## start

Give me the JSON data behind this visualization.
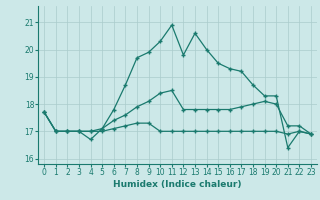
{
  "title": "",
  "xlabel": "Humidex (Indice chaleur)",
  "background_color": "#cce8e8",
  "grid_color": "#aacccc",
  "line_color": "#1a7a6e",
  "xlim": [
    -0.5,
    23.5
  ],
  "ylim": [
    15.8,
    21.6
  ],
  "yticks": [
    16,
    17,
    18,
    19,
    20,
    21
  ],
  "xticks": [
    0,
    1,
    2,
    3,
    4,
    5,
    6,
    7,
    8,
    9,
    10,
    11,
    12,
    13,
    14,
    15,
    16,
    17,
    18,
    19,
    20,
    21,
    22,
    23
  ],
  "line1_x": [
    0,
    1,
    2,
    3,
    4,
    5,
    6,
    7,
    8,
    9,
    10,
    11,
    12,
    13,
    14,
    15,
    16,
    17,
    18,
    19,
    20,
    21,
    22,
    23
  ],
  "line1_y": [
    17.7,
    17.0,
    17.0,
    17.0,
    16.7,
    17.1,
    17.8,
    18.7,
    19.7,
    19.9,
    20.3,
    20.9,
    19.8,
    20.6,
    20.0,
    19.5,
    19.3,
    19.2,
    18.7,
    18.3,
    18.3,
    16.4,
    17.0,
    16.9
  ],
  "line2_x": [
    0,
    1,
    2,
    3,
    4,
    5,
    6,
    7,
    8,
    9,
    10,
    11,
    12,
    13,
    14,
    15,
    16,
    17,
    18,
    19,
    20,
    21,
    22,
    23
  ],
  "line2_y": [
    17.7,
    17.0,
    17.0,
    17.0,
    17.0,
    17.0,
    17.1,
    17.2,
    17.3,
    17.3,
    17.0,
    17.0,
    17.0,
    17.0,
    17.0,
    17.0,
    17.0,
    17.0,
    17.0,
    17.0,
    17.0,
    16.9,
    17.0,
    16.9
  ],
  "line3_x": [
    0,
    1,
    2,
    3,
    4,
    5,
    6,
    7,
    8,
    9,
    10,
    11,
    12,
    13,
    14,
    15,
    16,
    17,
    18,
    19,
    20,
    21,
    22,
    23
  ],
  "line3_y": [
    17.7,
    17.0,
    17.0,
    17.0,
    17.0,
    17.1,
    17.4,
    17.6,
    17.9,
    18.1,
    18.4,
    18.5,
    17.8,
    17.8,
    17.8,
    17.8,
    17.8,
    17.9,
    18.0,
    18.1,
    18.0,
    17.2,
    17.2,
    16.9
  ],
  "figsize": [
    3.2,
    2.0
  ],
  "dpi": 100
}
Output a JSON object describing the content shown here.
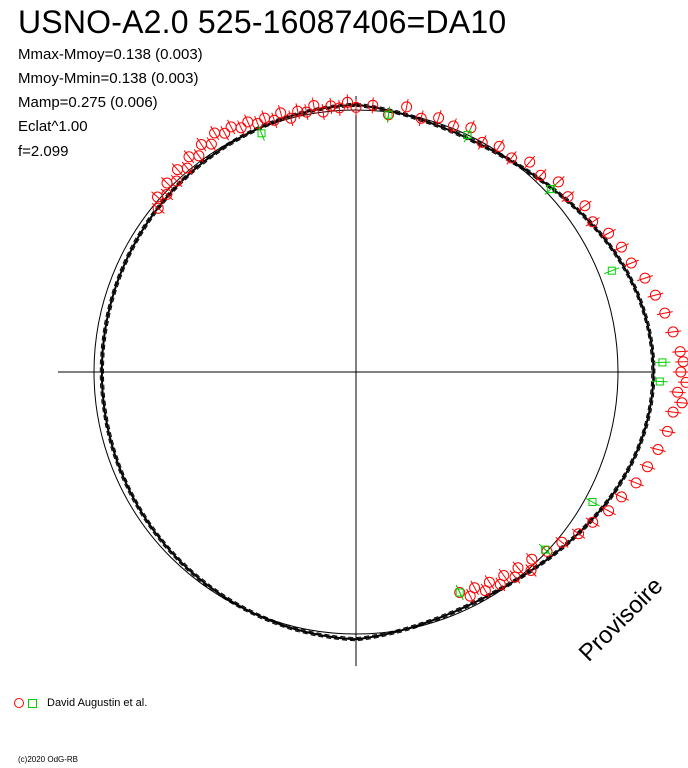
{
  "title": "USNO-A2.0 525-16087406=DA10",
  "stats": [
    "Mmax-Mmoy=0.138 (0.003)",
    "Mmoy-Mmin=0.138 (0.003)",
    "Mamp=0.275 (0.006)",
    "Eclat^1.00",
    "f=2.099"
  ],
  "watermark": "Provisoire",
  "legend_label": "David Augustin et al.",
  "credit": "(c)2020 OdG-RB",
  "colors": {
    "observer_circle": "#ff0000",
    "observer_square": "#00d000",
    "curve": "#000000"
  },
  "chart_data": {
    "type": "polar-phase-diagram",
    "description_of_encoding": "polar magnitude plot: angle = phase (0 at top, clockwise), radius = brightness",
    "mmax_minus_mmoy": 0.138,
    "mmoy_minus_mmin": 0.138,
    "amplitude": 0.275,
    "frequency": 2.099,
    "series": [
      {
        "name": "David Augustin et al.",
        "marker": "circle",
        "points": [
          [
            0.0,
            1.01
          ],
          [
            0.01,
            1.02
          ],
          [
            0.02,
            0.99
          ],
          [
            0.03,
            1.03
          ],
          [
            0.04,
            1.0
          ],
          [
            0.05,
            1.02
          ],
          [
            0.06,
            1.01
          ],
          [
            0.07,
            1.03
          ],
          [
            0.08,
            1.0
          ],
          [
            0.09,
            1.02
          ],
          [
            0.1,
            1.01
          ],
          [
            0.11,
            1.04
          ],
          [
            0.12,
            1.03
          ],
          [
            0.13,
            1.06
          ],
          [
            0.14,
            1.05
          ],
          [
            0.15,
            1.08
          ],
          [
            0.16,
            1.07
          ],
          [
            0.17,
            1.1
          ],
          [
            0.18,
            1.12
          ],
          [
            0.19,
            1.13
          ],
          [
            0.2,
            1.16
          ],
          [
            0.21,
            1.18
          ],
          [
            0.22,
            1.2
          ],
          [
            0.23,
            1.22
          ],
          [
            0.24,
            1.24
          ],
          [
            0.245,
            1.25
          ],
          [
            0.25,
            1.24
          ],
          [
            0.255,
            1.26
          ],
          [
            0.26,
            1.23
          ],
          [
            0.265,
            1.25
          ],
          [
            0.27,
            1.22
          ],
          [
            0.28,
            1.21
          ],
          [
            0.29,
            1.19
          ],
          [
            0.3,
            1.17
          ],
          [
            0.31,
            1.15
          ],
          [
            0.32,
            1.12
          ],
          [
            0.33,
            1.1
          ],
          [
            0.34,
            1.07
          ],
          [
            0.35,
            1.05
          ],
          [
            0.36,
            1.02
          ],
          [
            0.37,
            1.0
          ],
          [
            0.38,
            0.98
          ],
          [
            0.385,
            1.01
          ],
          [
            0.39,
            0.97
          ],
          [
            0.395,
            0.99
          ],
          [
            0.4,
            0.96
          ],
          [
            0.405,
            0.98
          ],
          [
            0.41,
            0.95
          ],
          [
            0.415,
            0.97
          ],
          [
            0.42,
            0.94
          ],
          [
            0.425,
            0.96
          ],
          [
            0.43,
            0.93
          ],
          [
            0.86,
            0.98
          ],
          [
            0.865,
            1.01
          ],
          [
            0.87,
            0.99
          ],
          [
            0.875,
            1.02
          ],
          [
            0.88,
            1.0
          ],
          [
            0.885,
            1.03
          ],
          [
            0.89,
            1.01
          ],
          [
            0.895,
            1.04
          ],
          [
            0.9,
            1.02
          ],
          [
            0.905,
            1.05
          ],
          [
            0.91,
            1.03
          ],
          [
            0.915,
            1.06
          ],
          [
            0.92,
            1.04
          ],
          [
            0.925,
            1.05
          ],
          [
            0.93,
            1.03
          ],
          [
            0.935,
            1.04
          ],
          [
            0.94,
            1.02
          ],
          [
            0.945,
            1.03
          ],
          [
            0.95,
            1.01
          ],
          [
            0.955,
            1.03
          ],
          [
            0.96,
            1.0
          ],
          [
            0.965,
            1.02
          ],
          [
            0.97,
            1.01
          ],
          [
            0.975,
            1.03
          ],
          [
            0.98,
            1.0
          ],
          [
            0.985,
            1.02
          ],
          [
            0.99,
            1.01
          ],
          [
            0.995,
            1.03
          ]
        ]
      },
      {
        "name": "",
        "marker": "square",
        "points": [
          [
            0.02,
            0.99
          ],
          [
            0.07,
            1.0
          ],
          [
            0.13,
            1.02
          ],
          [
            0.19,
            1.05
          ],
          [
            0.245,
            1.17
          ],
          [
            0.255,
            1.16
          ],
          [
            0.33,
            1.03
          ],
          [
            0.37,
            0.99
          ],
          [
            0.43,
            0.93
          ],
          [
            0.94,
            0.98
          ]
        ]
      }
    ],
    "reference_circle_radius": 1.0
  }
}
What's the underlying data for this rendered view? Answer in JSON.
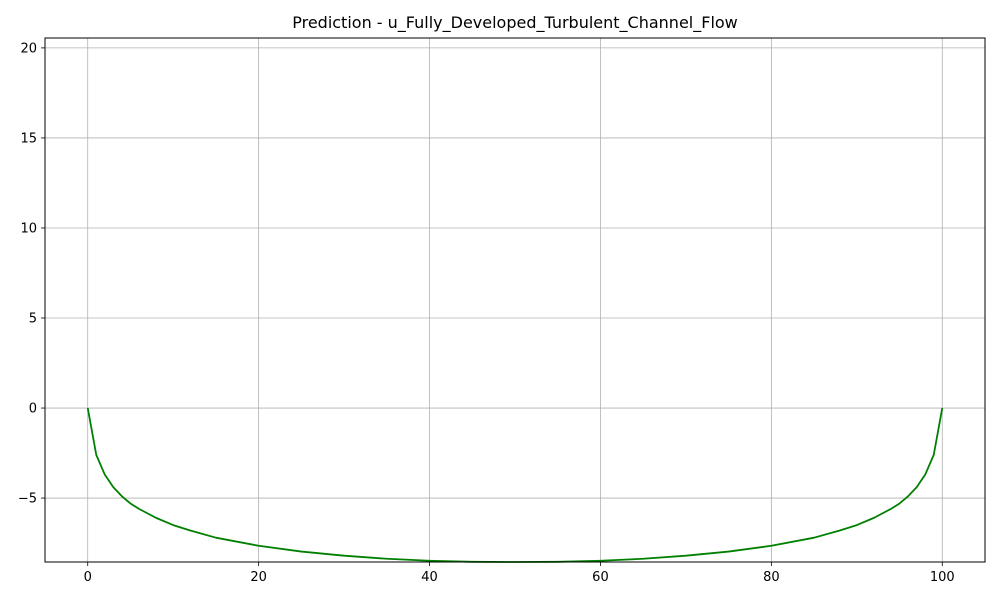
{
  "chart_data": {
    "type": "line",
    "title": "Prediction - u_Fully_Developed_Turbulent_Channel_Flow",
    "xlabel": "",
    "ylabel": "",
    "xlim": [
      -5,
      105
    ],
    "ylim": [
      -8.55,
      20.55
    ],
    "xticks": [
      0,
      20,
      40,
      60,
      80,
      100
    ],
    "yticks": [
      -5,
      0,
      5,
      10,
      15,
      20
    ],
    "grid": true,
    "series": [
      {
        "color": "#008000",
        "x": [
          0,
          1,
          2,
          3,
          4,
          5,
          6,
          8,
          10,
          12,
          15,
          20,
          25,
          30,
          35,
          40,
          45,
          50,
          55,
          60,
          65,
          70,
          75,
          80,
          85,
          88,
          90,
          92,
          94,
          95,
          96,
          97,
          98,
          99,
          100
        ],
        "y": [
          0,
          -2.6,
          -3.7,
          -4.4,
          -4.9,
          -5.3,
          -5.6,
          -6.1,
          -6.5,
          -6.8,
          -7.2,
          -7.65,
          -7.97,
          -8.2,
          -8.37,
          -8.48,
          -8.54,
          -8.55,
          -8.54,
          -8.48,
          -8.37,
          -8.2,
          -7.97,
          -7.65,
          -7.2,
          -6.8,
          -6.5,
          -6.1,
          -5.6,
          -5.3,
          -4.9,
          -4.4,
          -3.7,
          -2.6,
          0
        ]
      }
    ]
  }
}
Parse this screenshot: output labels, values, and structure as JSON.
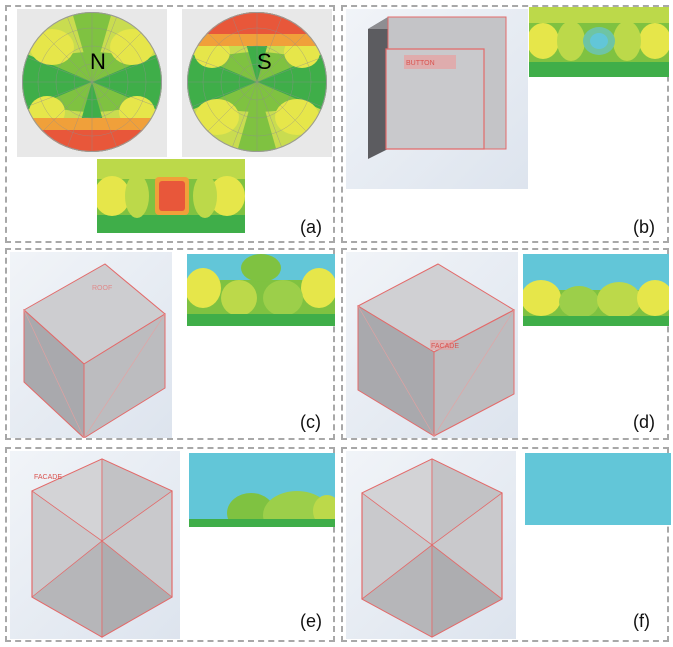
{
  "figure": {
    "panels": [
      {
        "id": "a",
        "label": "(a)"
      },
      {
        "id": "b",
        "label": "(b)"
      },
      {
        "id": "c",
        "label": "(c)"
      },
      {
        "id": "d",
        "label": "(d)"
      },
      {
        "id": "e",
        "label": "(e)"
      },
      {
        "id": "f",
        "label": "(f)"
      }
    ],
    "poles": {
      "north": "N",
      "south": "S"
    }
  },
  "colors": {
    "red": "#e8573a",
    "orange": "#f0a03a",
    "yellow": "#e6e64a",
    "light_green": "#bcd94a",
    "green": "#7fc241",
    "dark_green": "#3fae49",
    "cyan": "#62c6d8",
    "cube_gray": "#b9b9bc",
    "edge": "#e36a6a"
  }
}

## end

→ YOUR TASK:
Scan the listing above. Gather each line that contains the word "polar".

→ ANSWER TO THIS TASK:
    "type": "polar-phase-diagram",
    "description_of_encoding": "polar magnitude plot: angle = phase (0 at top, clockwise), radius = brightness",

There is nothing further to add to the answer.